(Collected data)
Start

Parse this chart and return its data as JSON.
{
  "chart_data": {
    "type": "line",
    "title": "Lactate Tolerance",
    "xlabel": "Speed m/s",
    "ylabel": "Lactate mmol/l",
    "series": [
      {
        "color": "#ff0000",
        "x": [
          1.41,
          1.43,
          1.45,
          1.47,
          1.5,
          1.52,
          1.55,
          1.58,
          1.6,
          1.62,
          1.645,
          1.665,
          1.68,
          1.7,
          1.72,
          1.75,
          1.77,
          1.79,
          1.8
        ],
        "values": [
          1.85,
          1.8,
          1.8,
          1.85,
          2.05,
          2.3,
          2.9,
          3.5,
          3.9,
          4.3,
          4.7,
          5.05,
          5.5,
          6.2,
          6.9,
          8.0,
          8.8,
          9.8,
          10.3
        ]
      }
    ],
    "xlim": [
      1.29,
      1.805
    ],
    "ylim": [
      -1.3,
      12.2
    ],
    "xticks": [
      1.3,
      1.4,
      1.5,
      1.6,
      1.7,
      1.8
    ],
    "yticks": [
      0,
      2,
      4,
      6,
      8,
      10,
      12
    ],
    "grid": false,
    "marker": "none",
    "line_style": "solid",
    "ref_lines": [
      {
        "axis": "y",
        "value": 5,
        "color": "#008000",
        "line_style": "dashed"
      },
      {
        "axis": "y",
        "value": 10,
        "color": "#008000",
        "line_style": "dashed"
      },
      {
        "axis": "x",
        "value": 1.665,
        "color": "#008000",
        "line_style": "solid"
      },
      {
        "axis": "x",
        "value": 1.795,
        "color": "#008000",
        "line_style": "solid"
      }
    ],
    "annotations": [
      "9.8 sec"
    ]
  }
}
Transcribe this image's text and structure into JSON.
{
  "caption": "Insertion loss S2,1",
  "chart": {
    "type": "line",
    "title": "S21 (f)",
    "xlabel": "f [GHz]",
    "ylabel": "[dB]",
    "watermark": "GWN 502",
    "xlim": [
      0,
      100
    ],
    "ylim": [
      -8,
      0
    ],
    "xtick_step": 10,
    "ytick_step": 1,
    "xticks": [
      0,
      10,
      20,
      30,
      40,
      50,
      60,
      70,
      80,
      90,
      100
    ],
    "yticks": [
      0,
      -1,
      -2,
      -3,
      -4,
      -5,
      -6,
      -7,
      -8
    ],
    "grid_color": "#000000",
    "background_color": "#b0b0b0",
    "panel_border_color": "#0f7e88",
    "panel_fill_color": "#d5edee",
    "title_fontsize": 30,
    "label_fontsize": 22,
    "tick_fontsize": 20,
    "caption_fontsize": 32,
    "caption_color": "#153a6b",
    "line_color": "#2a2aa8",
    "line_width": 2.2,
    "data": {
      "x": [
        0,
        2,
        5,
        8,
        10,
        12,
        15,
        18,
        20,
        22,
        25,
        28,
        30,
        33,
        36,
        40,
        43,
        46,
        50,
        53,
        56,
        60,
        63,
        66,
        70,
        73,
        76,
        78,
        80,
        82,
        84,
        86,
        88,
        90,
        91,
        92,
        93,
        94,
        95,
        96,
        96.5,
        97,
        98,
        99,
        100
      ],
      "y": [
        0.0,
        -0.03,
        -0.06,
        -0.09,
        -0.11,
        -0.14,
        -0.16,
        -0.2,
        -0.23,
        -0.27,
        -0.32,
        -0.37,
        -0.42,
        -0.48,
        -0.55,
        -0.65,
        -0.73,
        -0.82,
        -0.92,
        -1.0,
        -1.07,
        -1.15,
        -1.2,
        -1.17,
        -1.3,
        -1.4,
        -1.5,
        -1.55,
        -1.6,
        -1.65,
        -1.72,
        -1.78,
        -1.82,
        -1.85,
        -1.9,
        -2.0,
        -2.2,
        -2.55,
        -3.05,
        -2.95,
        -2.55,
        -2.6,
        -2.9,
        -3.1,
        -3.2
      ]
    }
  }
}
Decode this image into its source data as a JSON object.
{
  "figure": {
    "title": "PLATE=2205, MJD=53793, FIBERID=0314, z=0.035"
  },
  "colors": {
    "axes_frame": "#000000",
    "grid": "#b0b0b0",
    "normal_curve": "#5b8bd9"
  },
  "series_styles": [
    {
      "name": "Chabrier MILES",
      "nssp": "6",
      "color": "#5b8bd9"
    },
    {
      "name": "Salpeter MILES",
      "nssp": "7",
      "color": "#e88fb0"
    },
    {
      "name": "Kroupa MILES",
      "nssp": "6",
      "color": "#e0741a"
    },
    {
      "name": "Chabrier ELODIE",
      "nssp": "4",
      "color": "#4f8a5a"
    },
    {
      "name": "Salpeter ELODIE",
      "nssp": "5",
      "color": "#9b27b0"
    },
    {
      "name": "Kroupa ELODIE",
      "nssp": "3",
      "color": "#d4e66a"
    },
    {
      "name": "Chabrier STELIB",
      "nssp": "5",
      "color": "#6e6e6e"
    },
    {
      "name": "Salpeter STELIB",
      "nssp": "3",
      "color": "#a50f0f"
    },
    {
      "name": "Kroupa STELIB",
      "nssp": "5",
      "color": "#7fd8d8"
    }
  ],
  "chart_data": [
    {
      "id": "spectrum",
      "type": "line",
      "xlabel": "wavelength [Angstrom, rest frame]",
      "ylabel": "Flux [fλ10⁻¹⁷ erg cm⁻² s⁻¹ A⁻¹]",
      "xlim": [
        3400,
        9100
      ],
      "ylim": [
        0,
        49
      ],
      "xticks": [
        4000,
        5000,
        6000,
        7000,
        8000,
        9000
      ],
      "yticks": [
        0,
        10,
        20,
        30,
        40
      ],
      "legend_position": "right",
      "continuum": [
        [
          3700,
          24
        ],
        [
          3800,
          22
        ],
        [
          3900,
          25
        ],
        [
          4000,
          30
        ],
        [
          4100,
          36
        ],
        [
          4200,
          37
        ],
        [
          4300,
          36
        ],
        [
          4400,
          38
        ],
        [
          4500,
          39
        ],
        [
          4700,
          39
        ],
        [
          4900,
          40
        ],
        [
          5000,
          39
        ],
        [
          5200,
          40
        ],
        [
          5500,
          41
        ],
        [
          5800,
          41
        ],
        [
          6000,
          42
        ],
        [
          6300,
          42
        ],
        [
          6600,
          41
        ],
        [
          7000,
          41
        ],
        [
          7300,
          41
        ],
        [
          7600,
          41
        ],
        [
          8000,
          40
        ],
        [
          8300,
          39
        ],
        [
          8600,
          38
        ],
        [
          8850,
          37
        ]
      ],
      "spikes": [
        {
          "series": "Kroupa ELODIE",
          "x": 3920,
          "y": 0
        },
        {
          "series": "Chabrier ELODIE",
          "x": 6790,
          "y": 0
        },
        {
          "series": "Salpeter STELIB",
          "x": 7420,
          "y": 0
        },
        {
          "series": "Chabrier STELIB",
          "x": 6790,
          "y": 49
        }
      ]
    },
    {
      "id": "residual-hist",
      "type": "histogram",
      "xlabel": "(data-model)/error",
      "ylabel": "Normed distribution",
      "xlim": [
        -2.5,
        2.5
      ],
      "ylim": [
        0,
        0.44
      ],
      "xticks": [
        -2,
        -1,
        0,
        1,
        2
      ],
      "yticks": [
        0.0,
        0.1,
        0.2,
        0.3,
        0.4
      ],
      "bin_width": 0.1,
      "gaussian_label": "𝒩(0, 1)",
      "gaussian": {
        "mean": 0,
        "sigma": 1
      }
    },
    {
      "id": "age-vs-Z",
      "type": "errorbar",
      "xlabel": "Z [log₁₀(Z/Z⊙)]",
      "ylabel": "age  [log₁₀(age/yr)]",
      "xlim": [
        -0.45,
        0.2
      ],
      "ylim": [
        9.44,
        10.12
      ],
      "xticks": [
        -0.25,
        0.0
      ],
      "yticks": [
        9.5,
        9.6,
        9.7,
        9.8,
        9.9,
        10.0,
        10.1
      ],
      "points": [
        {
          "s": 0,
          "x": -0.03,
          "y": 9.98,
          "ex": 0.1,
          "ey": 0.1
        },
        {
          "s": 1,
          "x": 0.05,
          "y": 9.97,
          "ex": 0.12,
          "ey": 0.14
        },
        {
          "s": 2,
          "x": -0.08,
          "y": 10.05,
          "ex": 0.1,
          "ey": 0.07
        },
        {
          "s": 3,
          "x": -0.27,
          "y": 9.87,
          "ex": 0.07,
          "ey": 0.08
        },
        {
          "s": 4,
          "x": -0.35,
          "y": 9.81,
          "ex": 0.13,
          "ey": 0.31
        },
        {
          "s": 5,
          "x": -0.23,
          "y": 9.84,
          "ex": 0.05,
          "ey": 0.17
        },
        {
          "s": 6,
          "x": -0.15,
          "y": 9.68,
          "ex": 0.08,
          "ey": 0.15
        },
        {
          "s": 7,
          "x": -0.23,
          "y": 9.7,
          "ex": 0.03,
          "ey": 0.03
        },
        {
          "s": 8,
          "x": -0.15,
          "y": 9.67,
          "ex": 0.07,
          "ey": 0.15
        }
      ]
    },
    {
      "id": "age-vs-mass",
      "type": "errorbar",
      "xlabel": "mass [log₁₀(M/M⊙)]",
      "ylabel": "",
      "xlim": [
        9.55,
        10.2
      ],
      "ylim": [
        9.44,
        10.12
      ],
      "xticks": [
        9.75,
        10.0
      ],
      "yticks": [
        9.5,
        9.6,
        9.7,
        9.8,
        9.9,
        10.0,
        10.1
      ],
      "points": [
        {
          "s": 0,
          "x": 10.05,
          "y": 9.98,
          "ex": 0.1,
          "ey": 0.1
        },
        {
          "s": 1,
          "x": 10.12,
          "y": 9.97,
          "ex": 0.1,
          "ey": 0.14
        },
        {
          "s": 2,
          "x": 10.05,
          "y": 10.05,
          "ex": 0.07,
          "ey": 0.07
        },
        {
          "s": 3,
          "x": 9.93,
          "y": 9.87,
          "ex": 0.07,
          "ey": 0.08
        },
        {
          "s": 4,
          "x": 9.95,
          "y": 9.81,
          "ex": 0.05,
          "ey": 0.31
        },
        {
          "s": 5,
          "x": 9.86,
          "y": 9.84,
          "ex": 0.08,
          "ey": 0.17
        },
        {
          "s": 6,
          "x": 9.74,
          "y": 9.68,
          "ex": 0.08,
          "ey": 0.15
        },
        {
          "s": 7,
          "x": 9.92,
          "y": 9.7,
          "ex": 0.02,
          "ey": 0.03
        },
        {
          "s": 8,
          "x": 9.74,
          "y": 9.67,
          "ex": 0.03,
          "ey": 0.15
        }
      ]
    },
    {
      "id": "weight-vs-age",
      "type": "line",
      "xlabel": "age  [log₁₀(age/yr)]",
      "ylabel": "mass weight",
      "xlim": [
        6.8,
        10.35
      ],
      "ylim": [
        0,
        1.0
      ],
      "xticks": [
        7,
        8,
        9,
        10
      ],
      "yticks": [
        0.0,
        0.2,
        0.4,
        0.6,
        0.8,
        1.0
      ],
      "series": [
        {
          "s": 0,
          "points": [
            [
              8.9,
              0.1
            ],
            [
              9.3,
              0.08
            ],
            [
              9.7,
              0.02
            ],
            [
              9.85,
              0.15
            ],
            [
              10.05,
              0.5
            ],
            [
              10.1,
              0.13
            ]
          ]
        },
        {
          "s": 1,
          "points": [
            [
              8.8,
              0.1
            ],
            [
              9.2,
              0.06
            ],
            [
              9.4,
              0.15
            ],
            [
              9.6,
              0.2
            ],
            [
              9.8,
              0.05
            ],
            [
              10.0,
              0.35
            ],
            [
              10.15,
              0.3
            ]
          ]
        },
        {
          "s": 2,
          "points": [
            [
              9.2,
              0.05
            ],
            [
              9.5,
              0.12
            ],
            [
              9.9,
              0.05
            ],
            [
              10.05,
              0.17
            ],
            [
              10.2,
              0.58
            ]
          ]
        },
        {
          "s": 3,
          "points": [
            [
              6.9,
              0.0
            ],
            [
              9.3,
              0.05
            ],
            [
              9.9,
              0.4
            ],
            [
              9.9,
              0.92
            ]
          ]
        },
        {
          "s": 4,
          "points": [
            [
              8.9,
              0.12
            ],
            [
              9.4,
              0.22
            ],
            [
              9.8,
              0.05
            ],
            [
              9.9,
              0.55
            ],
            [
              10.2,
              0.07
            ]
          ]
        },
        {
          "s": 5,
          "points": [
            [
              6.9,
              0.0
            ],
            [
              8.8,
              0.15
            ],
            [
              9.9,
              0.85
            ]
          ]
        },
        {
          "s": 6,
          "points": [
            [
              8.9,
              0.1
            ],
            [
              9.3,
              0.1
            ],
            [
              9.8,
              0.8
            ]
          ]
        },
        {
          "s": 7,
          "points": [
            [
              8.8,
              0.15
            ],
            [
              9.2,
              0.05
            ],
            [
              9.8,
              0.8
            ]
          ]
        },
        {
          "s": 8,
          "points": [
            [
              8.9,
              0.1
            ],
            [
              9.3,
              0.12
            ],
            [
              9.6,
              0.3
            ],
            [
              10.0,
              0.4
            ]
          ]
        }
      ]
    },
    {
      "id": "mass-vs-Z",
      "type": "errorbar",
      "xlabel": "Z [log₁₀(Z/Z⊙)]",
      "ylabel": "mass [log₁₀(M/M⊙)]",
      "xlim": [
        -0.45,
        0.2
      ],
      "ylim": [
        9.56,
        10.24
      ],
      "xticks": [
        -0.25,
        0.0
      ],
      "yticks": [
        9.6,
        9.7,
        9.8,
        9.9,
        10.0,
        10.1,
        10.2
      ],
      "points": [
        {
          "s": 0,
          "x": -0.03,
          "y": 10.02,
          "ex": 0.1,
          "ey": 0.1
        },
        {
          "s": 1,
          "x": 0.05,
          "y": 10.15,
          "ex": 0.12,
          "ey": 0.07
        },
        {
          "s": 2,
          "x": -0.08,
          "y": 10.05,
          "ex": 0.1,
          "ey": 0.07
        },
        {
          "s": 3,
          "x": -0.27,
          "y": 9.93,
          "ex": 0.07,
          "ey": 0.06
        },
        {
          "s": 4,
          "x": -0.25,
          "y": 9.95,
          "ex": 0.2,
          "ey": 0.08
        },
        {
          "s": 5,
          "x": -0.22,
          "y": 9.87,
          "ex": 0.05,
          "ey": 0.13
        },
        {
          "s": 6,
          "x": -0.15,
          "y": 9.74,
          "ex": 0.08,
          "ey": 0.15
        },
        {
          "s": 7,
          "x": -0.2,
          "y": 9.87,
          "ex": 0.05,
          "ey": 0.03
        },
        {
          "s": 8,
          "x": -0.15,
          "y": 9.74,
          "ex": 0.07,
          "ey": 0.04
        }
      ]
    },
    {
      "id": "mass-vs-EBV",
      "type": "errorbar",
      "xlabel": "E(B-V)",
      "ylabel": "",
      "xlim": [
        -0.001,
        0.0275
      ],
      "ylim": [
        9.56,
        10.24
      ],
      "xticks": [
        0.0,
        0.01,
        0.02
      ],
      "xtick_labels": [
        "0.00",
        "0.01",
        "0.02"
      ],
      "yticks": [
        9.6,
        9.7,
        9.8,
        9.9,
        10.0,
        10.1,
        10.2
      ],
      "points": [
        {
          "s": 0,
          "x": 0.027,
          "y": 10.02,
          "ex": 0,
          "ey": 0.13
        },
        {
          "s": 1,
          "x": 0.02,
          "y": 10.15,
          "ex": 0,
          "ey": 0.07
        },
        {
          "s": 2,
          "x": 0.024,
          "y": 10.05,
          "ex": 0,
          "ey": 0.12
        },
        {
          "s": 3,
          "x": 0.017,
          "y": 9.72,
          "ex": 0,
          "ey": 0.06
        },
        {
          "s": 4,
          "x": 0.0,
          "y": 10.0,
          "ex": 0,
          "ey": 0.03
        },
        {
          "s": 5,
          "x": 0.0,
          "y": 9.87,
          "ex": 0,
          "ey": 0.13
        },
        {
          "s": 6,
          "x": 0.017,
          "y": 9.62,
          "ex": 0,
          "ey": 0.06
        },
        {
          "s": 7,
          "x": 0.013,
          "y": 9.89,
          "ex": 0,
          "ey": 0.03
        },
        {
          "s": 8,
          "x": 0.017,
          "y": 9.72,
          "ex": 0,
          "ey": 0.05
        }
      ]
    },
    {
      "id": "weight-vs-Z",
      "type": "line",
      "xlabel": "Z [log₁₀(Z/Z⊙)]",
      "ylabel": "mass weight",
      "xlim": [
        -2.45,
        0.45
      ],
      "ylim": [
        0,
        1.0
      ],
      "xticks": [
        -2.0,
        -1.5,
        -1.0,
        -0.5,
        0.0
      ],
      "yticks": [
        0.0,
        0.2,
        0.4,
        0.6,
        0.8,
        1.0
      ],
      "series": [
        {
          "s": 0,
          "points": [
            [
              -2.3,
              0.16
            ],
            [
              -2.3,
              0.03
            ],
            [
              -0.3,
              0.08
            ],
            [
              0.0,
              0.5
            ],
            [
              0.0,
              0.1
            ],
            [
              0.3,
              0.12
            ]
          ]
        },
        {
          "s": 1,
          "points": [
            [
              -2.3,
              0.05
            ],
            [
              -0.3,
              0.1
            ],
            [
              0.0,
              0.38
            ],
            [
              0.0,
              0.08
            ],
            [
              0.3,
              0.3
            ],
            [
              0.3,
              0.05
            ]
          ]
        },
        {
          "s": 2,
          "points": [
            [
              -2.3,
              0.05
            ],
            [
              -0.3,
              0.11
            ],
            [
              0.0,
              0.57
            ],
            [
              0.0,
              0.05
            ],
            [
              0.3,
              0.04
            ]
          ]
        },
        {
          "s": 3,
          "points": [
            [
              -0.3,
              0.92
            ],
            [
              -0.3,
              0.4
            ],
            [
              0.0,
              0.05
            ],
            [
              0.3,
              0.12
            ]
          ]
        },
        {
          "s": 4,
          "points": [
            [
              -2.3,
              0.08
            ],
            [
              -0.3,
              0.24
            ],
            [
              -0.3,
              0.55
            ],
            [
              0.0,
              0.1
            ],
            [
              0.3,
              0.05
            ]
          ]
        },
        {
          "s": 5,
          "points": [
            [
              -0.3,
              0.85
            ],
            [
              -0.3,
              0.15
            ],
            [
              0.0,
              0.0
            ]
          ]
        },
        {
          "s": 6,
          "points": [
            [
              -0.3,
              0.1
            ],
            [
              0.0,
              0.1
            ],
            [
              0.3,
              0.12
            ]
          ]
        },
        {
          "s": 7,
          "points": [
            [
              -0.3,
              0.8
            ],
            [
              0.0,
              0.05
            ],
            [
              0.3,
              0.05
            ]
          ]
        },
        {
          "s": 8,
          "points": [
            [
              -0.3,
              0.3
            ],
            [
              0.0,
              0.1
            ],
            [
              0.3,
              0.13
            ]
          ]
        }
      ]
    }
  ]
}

End

Exercise details ::
Go through the material above and copy each line that has the word "STELIB".

Result of this task ::
      "name": "Chabrier STELIB",
      "name": "Salpeter STELIB",
      "name": "Kroupa STELIB",
          "series": "Salpeter STELIB",
          "series": "Chabrier STELIB",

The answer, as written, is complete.